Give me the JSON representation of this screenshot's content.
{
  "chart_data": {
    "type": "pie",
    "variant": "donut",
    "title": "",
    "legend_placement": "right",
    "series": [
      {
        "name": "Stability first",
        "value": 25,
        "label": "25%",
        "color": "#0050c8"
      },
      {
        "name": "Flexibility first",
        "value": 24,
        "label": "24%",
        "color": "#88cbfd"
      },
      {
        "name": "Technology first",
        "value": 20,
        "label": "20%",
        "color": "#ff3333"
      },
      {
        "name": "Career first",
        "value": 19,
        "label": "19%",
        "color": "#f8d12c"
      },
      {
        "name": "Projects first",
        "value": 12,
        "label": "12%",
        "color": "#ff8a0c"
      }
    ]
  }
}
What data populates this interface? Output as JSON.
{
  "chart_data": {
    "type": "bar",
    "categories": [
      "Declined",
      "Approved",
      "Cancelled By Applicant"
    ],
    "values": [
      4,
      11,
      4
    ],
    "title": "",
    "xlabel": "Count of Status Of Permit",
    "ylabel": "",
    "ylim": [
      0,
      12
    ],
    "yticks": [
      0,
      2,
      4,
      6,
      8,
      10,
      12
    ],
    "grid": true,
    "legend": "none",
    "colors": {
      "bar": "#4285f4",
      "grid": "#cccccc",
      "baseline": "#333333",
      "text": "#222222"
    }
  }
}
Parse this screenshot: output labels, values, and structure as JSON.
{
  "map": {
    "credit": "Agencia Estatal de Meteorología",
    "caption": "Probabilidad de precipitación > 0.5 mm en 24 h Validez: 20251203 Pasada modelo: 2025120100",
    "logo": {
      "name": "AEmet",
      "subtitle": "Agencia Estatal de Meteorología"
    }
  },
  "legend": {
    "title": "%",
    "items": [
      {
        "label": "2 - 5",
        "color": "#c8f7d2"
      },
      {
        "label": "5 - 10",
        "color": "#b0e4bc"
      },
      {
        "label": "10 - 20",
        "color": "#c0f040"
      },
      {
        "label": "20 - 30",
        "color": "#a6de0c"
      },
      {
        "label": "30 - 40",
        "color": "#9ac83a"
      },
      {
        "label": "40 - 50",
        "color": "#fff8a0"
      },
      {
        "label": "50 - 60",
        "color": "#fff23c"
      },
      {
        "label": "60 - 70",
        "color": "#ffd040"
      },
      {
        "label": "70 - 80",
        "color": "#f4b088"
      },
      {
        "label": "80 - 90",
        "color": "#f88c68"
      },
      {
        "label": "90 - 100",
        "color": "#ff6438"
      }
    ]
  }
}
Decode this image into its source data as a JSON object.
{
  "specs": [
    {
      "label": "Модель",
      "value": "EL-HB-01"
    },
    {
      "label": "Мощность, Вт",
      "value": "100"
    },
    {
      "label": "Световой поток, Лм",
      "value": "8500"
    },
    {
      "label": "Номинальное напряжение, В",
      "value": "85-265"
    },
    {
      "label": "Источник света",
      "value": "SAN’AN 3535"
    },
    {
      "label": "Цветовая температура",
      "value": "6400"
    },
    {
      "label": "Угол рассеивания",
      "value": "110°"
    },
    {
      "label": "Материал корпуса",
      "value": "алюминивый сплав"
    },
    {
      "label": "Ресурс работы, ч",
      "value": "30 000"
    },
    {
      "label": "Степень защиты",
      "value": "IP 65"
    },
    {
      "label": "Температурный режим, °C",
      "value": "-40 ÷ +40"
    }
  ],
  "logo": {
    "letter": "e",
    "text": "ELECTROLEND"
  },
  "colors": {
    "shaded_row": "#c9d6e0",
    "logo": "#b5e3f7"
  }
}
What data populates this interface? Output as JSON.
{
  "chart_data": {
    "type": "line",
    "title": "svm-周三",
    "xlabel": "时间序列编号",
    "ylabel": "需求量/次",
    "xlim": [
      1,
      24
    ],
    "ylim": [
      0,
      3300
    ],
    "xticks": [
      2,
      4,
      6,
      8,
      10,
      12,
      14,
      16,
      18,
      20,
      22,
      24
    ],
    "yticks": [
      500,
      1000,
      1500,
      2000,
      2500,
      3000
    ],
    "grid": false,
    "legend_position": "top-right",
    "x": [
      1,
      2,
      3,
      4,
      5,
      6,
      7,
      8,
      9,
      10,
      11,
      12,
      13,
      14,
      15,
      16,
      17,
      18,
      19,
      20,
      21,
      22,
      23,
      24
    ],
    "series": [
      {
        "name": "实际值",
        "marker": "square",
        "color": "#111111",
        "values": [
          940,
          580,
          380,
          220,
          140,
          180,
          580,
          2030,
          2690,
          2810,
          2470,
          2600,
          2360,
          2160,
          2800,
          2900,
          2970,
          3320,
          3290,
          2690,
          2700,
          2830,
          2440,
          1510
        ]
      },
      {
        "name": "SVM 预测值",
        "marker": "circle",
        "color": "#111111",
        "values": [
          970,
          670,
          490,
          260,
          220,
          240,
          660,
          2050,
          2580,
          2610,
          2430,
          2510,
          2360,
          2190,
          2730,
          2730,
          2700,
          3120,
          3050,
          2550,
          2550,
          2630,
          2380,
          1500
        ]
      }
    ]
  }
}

★ ★ ★ ★ ★

● WHAT YOU SHOULD DO
Pick each line holding the word "Estatal" out of the data and copy it.

● RESPONSE TO THE EXERCISE
    "credit": "Agencia Estatal de Meteorología",
      "subtitle": "Agencia Estatal de Meteorología"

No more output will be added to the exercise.